TASK DETAILS: Identify the lines that include the word "Cottages", then copy all of them.

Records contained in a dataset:

^^^^^^^^^^^^^^^^

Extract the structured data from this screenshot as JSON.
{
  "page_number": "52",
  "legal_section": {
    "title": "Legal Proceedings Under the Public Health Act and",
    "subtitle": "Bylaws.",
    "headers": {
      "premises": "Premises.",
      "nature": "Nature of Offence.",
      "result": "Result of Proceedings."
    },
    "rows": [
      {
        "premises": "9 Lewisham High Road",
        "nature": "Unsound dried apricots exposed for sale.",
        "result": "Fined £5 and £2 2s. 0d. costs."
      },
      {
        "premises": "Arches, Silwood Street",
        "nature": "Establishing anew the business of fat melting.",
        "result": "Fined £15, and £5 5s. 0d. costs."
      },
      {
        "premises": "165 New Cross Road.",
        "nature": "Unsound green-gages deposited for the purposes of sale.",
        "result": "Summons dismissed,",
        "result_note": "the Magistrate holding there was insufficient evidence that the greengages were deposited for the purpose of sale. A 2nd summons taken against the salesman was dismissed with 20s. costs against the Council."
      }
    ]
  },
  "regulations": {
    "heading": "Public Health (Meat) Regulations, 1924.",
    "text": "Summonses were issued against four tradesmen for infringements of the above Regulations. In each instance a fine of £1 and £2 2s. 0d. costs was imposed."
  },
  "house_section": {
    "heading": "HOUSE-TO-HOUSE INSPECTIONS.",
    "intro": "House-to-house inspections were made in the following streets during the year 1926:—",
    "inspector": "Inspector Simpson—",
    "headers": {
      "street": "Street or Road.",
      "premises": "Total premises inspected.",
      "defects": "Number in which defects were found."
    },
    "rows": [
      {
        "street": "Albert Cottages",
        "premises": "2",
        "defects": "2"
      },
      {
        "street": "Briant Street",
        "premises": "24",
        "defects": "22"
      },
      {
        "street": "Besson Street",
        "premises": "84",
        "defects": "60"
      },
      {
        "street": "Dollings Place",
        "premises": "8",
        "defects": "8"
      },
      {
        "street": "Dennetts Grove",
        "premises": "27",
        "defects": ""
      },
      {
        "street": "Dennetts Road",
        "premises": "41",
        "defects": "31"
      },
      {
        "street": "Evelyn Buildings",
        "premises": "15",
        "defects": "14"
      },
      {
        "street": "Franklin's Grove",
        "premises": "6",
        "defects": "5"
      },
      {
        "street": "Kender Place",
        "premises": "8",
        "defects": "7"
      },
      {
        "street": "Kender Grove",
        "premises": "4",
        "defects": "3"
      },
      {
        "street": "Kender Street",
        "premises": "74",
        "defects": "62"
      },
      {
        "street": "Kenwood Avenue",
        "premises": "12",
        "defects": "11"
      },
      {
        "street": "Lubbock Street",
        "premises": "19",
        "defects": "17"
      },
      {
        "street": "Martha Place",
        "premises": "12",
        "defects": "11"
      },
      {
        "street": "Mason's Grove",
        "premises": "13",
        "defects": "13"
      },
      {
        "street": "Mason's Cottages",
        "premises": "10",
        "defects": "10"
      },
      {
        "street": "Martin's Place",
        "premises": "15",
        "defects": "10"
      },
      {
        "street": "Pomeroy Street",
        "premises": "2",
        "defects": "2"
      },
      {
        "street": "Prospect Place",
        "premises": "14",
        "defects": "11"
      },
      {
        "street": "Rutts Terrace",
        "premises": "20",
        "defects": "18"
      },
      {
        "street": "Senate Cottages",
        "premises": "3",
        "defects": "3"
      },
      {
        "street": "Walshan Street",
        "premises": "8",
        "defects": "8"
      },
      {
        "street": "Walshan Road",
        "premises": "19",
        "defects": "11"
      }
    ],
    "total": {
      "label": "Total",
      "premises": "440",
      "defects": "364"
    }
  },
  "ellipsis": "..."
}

^^^^^^^^^^^^^^^^

RESPONSE TO THE TASK:
        "street": "Albert Cottages",
        "street": "Mason's Cottages",
        "street": "Senate Cottages",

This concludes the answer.